■ Material provided

## START

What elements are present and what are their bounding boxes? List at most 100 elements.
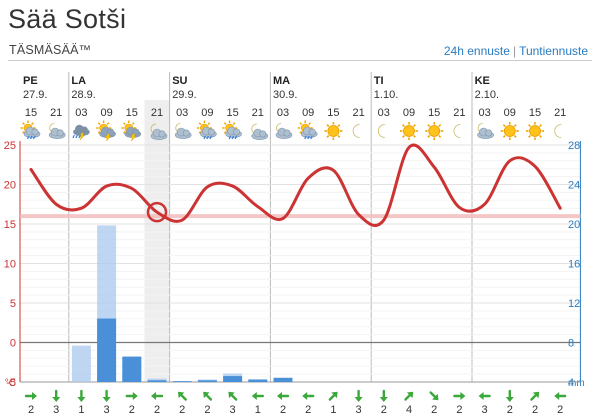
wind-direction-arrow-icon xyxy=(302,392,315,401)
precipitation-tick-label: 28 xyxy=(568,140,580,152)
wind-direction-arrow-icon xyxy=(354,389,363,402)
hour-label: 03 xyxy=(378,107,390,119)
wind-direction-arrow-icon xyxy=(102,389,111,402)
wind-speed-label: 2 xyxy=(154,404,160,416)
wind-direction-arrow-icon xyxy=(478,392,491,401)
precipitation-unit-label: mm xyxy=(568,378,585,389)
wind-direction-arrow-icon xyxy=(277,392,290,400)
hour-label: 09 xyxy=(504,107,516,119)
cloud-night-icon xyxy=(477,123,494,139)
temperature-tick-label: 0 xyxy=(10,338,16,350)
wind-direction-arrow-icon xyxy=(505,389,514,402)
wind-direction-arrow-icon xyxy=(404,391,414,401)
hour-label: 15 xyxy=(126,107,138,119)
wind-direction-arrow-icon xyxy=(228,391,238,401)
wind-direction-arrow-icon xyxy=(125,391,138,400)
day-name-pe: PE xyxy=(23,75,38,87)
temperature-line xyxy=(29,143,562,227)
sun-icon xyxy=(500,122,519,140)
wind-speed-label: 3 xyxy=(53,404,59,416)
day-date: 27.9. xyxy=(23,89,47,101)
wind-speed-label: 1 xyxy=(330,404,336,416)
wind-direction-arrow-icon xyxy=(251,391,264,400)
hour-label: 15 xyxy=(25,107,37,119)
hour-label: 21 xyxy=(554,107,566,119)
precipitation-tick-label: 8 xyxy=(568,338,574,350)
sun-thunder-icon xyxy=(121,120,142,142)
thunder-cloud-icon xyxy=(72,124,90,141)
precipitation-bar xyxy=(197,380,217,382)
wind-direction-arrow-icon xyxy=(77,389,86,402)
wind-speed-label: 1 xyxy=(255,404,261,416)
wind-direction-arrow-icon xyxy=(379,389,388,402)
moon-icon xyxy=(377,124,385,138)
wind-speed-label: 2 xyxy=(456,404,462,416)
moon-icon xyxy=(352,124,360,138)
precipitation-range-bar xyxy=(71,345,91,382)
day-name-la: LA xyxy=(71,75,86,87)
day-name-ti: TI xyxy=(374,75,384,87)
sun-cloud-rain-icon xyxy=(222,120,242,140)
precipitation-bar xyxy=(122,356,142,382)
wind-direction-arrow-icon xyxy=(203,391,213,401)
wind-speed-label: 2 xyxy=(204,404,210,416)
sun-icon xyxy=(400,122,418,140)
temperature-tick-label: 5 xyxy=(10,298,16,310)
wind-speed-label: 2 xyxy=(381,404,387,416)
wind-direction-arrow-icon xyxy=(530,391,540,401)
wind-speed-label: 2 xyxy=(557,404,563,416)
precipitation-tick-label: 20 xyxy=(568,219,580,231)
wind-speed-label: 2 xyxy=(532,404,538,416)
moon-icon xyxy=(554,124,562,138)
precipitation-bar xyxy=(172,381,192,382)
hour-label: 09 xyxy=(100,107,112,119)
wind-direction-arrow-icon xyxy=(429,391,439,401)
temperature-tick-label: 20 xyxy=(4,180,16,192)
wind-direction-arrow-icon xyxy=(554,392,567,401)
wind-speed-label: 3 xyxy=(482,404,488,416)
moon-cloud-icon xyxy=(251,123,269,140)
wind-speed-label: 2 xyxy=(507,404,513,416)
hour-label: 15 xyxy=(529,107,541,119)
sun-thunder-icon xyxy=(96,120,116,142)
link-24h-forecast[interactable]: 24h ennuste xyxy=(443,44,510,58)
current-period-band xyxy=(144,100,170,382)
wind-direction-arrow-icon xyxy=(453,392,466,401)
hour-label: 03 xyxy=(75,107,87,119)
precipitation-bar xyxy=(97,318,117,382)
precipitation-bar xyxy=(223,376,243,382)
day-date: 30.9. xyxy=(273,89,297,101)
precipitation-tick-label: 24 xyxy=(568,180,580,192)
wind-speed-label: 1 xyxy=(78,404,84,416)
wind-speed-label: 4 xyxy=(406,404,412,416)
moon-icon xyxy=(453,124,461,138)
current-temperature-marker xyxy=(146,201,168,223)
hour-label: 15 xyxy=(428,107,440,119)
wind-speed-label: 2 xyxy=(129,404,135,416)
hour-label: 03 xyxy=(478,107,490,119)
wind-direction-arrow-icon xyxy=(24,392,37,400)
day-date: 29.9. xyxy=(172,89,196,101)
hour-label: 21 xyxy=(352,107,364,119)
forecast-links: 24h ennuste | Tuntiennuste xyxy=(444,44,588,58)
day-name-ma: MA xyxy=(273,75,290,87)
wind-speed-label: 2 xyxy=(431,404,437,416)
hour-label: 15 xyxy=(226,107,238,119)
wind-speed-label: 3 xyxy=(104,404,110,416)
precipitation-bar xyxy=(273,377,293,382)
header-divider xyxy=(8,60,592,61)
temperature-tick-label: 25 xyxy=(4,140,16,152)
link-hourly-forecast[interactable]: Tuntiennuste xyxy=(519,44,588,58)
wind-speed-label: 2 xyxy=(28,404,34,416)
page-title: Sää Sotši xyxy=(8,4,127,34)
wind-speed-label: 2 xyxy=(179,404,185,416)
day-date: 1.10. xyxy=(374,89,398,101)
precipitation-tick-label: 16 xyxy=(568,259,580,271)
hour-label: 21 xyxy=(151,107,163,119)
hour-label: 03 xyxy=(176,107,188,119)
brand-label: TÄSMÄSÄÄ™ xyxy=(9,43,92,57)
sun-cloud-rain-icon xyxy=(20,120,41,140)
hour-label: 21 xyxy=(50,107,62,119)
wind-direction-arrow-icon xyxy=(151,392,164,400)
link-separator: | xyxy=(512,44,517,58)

## END

■ Task prompt
Return every line of the items above that contains the string "temperature", treating uppercase and lowercase letters as different.

■ Solution to this problem
temperature-tick-label: 0 xyxy=(10,338,16,350)
temperature-line xyxy=(29,143,562,227)
temperature-tick-label: 5 xyxy=(10,298,16,310)
temperature-tick-label: 20 xyxy=(4,180,16,192)
current-temperature-marker xyxy=(146,201,168,223)
temperature-tick-label: 25 xyxy=(4,140,16,152)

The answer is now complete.